[Records that describe figures]
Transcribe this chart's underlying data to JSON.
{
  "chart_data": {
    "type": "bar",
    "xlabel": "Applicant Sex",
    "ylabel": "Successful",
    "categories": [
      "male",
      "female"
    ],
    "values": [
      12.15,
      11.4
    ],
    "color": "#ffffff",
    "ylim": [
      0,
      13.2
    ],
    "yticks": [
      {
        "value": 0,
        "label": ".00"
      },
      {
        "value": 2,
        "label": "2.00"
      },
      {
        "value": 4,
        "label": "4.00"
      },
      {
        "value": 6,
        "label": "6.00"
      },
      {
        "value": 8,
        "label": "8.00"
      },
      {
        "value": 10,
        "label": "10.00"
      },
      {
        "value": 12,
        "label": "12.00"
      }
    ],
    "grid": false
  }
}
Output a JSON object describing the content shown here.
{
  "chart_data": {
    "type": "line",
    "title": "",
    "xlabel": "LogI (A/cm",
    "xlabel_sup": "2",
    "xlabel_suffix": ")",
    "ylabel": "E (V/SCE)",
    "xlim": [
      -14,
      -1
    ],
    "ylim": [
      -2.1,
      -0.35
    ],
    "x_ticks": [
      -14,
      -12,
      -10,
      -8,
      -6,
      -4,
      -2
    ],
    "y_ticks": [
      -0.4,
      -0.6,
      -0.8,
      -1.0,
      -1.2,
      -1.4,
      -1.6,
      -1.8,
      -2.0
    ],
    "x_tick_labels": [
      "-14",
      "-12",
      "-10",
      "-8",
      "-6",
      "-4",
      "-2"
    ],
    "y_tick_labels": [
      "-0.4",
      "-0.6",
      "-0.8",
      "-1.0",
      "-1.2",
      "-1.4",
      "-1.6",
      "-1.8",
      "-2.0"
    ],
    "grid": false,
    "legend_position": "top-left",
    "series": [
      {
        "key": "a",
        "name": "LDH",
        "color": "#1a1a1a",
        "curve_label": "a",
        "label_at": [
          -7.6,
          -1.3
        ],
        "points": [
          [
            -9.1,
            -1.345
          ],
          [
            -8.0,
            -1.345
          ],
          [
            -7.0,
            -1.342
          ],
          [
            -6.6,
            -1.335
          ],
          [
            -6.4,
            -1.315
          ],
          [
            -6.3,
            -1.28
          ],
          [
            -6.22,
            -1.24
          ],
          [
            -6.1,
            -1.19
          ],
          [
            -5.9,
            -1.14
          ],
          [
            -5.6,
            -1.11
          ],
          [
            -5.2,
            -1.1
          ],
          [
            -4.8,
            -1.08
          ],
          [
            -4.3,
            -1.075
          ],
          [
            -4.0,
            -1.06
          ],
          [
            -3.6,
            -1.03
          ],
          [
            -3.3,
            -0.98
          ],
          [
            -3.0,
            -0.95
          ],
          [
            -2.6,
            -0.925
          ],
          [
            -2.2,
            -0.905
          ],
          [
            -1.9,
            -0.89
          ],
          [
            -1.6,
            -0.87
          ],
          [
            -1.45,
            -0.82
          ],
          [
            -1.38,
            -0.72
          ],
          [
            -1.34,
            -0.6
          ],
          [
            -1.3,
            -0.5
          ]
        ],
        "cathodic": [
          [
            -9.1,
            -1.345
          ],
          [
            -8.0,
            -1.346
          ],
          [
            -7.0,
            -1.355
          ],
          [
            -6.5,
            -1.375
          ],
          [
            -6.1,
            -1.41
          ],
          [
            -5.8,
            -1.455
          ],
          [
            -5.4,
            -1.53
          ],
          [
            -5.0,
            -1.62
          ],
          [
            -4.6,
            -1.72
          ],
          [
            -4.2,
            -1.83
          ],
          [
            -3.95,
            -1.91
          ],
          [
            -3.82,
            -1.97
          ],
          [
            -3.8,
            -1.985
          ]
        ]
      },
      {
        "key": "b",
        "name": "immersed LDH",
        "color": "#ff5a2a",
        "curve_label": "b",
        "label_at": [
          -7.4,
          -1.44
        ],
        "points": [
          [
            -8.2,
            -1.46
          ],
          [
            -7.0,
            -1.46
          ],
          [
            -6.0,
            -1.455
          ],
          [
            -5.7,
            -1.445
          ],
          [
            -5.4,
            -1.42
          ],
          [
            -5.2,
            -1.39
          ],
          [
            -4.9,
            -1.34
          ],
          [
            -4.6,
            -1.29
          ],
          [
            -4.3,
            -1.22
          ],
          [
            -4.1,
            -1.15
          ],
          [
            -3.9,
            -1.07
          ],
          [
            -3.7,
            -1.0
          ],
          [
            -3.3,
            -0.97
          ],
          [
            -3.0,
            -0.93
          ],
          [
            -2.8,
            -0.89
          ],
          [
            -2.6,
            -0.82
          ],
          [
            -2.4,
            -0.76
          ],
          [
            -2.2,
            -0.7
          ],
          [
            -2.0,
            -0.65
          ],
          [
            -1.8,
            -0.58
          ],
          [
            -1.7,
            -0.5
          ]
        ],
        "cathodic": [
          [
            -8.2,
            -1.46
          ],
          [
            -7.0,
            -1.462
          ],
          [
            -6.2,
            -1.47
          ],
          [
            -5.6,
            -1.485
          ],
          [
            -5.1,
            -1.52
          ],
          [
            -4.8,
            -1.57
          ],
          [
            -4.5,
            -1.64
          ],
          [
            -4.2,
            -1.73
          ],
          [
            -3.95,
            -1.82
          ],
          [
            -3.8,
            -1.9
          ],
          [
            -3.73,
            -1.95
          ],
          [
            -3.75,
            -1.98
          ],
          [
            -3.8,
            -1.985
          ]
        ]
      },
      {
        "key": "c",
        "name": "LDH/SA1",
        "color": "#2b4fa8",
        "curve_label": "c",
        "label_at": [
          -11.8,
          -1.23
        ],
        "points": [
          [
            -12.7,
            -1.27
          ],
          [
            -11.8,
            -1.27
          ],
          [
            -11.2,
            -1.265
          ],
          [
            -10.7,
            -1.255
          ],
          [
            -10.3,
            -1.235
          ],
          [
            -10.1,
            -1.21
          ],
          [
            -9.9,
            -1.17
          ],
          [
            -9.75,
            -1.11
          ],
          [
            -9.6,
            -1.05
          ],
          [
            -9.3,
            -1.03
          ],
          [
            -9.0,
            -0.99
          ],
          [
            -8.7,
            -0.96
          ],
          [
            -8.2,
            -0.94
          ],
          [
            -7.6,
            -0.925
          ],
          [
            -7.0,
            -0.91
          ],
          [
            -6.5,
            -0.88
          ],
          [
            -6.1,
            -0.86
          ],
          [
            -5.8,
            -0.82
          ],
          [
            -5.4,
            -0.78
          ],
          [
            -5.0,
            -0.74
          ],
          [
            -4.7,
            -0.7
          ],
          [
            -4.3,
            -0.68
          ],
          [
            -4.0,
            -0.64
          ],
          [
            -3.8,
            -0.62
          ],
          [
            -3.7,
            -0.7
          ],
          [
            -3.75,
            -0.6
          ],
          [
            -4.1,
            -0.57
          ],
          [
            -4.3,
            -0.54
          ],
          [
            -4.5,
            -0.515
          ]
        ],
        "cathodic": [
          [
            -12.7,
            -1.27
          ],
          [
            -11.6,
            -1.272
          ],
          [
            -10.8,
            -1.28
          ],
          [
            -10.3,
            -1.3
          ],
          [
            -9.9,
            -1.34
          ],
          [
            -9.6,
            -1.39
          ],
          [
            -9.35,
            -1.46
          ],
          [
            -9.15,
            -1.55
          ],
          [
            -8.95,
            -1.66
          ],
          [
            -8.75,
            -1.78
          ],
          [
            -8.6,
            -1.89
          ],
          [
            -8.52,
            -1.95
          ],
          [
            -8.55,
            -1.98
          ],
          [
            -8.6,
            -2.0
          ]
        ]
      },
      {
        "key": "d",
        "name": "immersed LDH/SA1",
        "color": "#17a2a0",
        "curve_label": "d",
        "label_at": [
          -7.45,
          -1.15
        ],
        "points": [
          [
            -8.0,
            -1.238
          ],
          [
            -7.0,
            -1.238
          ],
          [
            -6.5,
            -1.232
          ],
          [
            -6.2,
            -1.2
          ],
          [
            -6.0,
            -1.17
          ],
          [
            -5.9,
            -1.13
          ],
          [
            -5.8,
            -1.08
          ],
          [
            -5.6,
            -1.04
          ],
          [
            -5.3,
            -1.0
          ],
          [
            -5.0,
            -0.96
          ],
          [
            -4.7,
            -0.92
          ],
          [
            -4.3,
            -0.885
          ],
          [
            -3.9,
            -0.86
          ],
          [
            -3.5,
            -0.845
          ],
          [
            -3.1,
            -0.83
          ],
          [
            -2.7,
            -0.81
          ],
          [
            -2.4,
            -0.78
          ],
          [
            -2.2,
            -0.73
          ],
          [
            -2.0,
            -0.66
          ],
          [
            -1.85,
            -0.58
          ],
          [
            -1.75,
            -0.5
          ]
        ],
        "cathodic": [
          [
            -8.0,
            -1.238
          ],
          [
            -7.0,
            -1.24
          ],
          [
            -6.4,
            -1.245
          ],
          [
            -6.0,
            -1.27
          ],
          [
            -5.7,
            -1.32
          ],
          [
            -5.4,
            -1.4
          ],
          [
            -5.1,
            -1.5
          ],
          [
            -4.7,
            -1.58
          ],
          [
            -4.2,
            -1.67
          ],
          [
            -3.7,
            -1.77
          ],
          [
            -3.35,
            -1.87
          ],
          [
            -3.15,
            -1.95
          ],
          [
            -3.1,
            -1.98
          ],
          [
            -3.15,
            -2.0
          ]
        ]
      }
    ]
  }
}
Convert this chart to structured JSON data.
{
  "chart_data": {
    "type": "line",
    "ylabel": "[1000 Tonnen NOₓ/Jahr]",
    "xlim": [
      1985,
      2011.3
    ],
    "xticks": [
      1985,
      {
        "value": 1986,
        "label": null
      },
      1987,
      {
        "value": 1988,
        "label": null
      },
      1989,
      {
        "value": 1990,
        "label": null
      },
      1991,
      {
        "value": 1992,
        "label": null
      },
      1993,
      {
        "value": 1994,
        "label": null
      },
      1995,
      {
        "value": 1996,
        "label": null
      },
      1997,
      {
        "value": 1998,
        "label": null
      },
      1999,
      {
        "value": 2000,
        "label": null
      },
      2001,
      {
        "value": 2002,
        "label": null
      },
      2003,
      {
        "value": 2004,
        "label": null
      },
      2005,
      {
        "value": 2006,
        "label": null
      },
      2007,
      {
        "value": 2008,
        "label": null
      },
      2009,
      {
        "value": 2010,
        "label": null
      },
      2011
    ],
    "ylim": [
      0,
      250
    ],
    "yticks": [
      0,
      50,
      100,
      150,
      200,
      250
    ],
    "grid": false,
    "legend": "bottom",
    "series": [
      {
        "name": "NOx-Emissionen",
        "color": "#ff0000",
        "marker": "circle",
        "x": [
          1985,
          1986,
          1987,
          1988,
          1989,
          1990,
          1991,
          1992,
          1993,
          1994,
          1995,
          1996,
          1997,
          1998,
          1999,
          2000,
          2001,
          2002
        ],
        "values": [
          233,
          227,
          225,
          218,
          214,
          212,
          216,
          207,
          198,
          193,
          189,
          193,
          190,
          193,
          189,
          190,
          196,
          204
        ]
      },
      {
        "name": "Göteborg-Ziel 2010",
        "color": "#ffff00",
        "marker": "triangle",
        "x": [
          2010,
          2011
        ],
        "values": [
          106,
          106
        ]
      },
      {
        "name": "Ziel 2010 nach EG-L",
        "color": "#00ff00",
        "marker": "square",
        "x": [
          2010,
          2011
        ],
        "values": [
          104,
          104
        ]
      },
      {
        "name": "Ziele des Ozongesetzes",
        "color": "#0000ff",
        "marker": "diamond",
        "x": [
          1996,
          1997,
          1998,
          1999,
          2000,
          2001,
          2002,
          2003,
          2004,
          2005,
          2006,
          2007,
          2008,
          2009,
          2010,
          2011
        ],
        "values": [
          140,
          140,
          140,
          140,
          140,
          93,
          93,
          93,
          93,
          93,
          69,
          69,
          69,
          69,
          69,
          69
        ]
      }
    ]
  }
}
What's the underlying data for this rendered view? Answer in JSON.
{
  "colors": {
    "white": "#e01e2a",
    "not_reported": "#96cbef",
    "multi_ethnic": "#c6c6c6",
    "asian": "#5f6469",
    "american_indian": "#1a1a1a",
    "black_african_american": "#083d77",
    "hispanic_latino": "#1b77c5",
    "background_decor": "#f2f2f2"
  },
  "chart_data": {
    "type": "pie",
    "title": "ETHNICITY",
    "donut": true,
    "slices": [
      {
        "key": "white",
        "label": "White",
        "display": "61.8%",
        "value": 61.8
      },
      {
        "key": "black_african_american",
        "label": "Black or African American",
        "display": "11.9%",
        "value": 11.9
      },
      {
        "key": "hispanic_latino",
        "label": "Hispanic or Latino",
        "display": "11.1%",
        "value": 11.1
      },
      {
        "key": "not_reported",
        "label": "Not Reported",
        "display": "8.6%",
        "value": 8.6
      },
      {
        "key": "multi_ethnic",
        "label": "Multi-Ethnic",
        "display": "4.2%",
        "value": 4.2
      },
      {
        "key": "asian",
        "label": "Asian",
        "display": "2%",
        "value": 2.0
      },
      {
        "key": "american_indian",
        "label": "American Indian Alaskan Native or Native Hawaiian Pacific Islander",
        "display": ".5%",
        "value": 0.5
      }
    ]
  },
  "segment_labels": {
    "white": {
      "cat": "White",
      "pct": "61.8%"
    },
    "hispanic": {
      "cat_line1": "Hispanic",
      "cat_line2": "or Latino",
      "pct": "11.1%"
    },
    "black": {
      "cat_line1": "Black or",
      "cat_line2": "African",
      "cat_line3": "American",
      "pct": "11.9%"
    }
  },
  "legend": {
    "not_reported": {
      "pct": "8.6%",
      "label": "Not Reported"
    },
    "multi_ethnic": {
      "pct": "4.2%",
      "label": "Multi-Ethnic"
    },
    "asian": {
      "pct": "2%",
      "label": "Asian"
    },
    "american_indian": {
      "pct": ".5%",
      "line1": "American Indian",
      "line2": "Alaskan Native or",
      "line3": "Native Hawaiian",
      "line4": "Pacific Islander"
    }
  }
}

[Given request]
Search the entries for the word "underlying" and copy every line that has it.

[Exercise solution]
Transcribe this chart's underlying data to JSON.
What's the underlying data for this rendered view? Answer in JSON.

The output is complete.